WRITTEN TASK — Using the records that follow, copy every line containing the word "我希望您停止饮酒".

┄┄┄┄┄┄┄┄┄┄┄┄┄┄┄┄┄┄┄┄

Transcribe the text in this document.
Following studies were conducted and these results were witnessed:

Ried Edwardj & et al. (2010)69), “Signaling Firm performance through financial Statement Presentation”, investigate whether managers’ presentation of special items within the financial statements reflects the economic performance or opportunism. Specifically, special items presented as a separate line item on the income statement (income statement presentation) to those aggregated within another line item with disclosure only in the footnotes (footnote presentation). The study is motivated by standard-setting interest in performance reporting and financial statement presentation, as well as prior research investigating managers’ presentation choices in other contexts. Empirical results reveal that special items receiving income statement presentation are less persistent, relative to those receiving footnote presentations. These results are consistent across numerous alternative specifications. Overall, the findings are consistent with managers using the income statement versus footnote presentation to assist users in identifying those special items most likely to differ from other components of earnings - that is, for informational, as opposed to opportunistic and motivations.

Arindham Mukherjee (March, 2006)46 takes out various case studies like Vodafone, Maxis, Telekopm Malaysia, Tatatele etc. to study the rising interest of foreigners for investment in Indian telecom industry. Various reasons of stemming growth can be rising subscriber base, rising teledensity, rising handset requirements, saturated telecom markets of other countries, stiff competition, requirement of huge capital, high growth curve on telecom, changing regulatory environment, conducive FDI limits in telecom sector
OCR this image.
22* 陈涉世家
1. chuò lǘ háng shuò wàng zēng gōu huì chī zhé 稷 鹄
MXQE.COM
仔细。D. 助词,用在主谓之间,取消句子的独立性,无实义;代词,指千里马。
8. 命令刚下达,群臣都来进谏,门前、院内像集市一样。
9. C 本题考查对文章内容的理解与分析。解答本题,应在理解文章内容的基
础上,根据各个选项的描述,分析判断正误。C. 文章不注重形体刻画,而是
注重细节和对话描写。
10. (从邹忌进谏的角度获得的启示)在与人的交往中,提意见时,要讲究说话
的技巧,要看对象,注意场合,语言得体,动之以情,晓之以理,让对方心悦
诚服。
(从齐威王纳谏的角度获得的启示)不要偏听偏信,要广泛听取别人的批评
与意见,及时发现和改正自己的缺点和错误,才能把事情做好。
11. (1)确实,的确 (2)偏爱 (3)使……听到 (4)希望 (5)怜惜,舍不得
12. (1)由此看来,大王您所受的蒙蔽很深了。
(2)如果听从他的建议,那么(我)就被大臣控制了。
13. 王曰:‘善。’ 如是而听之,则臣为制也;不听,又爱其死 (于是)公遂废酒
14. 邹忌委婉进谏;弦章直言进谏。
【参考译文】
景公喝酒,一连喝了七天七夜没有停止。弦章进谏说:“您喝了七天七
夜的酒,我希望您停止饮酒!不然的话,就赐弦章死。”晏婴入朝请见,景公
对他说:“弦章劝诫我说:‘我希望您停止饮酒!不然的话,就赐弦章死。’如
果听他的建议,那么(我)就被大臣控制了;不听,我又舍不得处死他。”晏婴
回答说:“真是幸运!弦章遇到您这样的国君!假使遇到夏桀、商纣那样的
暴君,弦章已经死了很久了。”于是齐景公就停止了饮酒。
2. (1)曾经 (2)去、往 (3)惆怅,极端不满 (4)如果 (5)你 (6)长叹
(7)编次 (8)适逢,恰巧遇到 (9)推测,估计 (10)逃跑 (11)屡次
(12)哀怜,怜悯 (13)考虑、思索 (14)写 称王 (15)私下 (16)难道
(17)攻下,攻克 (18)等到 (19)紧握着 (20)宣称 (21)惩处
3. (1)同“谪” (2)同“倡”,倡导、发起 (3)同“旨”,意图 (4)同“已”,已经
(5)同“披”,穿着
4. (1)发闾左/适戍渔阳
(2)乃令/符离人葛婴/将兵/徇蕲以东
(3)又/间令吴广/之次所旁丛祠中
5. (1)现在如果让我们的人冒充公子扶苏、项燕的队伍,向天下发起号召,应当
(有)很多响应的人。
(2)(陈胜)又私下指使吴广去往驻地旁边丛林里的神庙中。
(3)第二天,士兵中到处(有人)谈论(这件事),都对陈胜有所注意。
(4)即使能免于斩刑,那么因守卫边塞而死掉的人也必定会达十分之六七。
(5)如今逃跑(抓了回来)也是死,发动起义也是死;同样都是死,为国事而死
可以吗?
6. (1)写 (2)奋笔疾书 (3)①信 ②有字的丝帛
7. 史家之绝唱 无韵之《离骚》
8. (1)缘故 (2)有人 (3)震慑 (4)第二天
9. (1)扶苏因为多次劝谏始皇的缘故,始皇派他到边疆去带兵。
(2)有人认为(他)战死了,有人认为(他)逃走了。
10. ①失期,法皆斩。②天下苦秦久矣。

┄┄┄┄┄┄┄┄┄┄┄┄┄┄┄┄┄┄┄┄

ANSWER TO THE TASK —
夜的酒,我希望您停止饮酒!不然的话,就赐弦章死。”晏婴入朝请见,景公
对他说:“弦章劝诫我说:‘我希望您停止饮酒!不然的话,就赐弦章死。’如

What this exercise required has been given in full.